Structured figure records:
══════════

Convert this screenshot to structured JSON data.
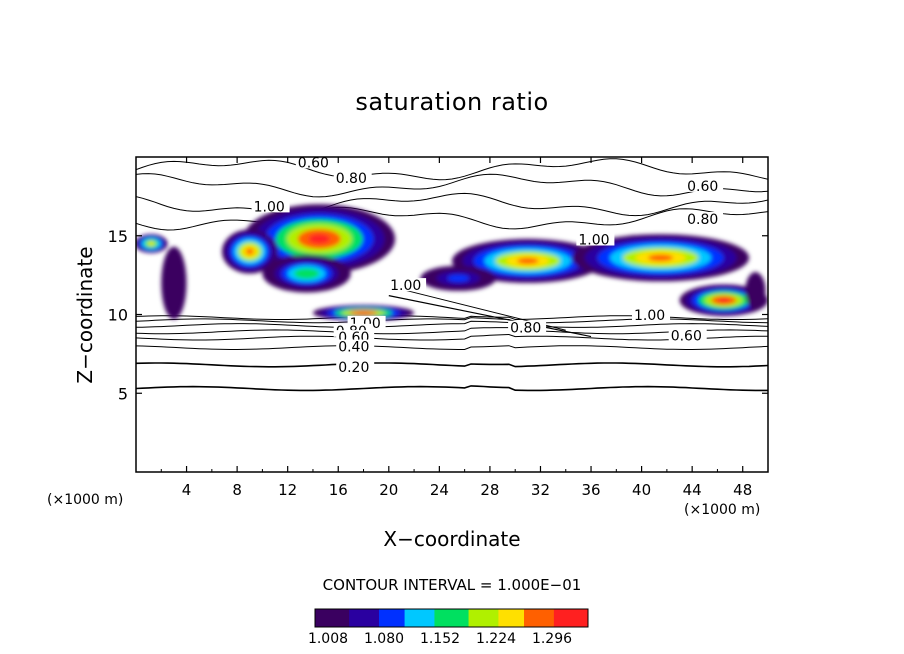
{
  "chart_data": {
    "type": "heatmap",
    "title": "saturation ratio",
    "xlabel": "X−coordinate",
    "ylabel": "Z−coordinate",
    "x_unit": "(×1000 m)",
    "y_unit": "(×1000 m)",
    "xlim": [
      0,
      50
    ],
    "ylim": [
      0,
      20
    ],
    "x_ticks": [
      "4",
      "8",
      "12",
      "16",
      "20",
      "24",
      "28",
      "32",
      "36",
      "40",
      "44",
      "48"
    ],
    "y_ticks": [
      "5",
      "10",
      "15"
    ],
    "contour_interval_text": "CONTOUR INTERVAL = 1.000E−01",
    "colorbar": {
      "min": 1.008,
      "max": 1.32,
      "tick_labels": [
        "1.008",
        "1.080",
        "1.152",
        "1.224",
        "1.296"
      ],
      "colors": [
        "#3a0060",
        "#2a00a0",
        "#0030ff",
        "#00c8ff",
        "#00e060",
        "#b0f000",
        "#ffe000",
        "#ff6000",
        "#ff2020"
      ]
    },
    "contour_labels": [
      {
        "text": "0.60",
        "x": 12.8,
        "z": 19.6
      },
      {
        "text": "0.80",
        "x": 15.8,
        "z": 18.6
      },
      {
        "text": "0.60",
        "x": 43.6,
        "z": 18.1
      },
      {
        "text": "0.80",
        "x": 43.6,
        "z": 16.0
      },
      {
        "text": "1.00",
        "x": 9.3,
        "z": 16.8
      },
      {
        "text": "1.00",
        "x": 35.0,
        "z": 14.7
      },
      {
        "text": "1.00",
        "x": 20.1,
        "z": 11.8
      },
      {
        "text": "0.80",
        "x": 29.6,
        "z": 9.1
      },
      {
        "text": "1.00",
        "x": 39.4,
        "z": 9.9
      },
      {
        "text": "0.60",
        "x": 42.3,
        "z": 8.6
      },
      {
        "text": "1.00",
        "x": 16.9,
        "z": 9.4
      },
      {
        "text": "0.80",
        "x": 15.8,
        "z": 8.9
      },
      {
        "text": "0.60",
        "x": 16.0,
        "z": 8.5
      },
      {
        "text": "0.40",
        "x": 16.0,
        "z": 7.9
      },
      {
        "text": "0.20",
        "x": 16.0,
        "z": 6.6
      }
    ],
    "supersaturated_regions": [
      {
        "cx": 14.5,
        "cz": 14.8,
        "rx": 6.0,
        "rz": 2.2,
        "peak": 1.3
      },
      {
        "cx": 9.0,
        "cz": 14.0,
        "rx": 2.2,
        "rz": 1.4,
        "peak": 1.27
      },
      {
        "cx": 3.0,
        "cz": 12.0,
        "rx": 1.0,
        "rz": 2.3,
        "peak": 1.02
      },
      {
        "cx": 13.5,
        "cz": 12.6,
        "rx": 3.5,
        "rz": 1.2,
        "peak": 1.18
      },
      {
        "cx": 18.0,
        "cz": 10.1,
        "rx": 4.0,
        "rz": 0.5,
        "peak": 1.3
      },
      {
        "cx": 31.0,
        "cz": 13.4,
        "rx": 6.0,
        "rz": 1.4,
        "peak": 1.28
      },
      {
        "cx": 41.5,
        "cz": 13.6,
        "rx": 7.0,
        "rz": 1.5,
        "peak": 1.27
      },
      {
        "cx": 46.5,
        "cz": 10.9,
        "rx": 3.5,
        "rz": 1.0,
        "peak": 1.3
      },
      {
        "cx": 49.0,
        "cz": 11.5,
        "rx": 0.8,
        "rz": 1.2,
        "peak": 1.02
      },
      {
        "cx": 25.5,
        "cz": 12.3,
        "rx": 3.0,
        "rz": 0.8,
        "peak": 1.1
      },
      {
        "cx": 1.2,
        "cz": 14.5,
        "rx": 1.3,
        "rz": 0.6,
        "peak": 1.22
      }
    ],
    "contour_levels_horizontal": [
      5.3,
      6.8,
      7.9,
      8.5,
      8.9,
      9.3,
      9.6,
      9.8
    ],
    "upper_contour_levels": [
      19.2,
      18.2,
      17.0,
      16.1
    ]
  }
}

══════════

Return every line of the preceding records in which the word "coordinate" appears.

    "xlabel": "X−coordinate",
    "ylabel": "Z−coordinate",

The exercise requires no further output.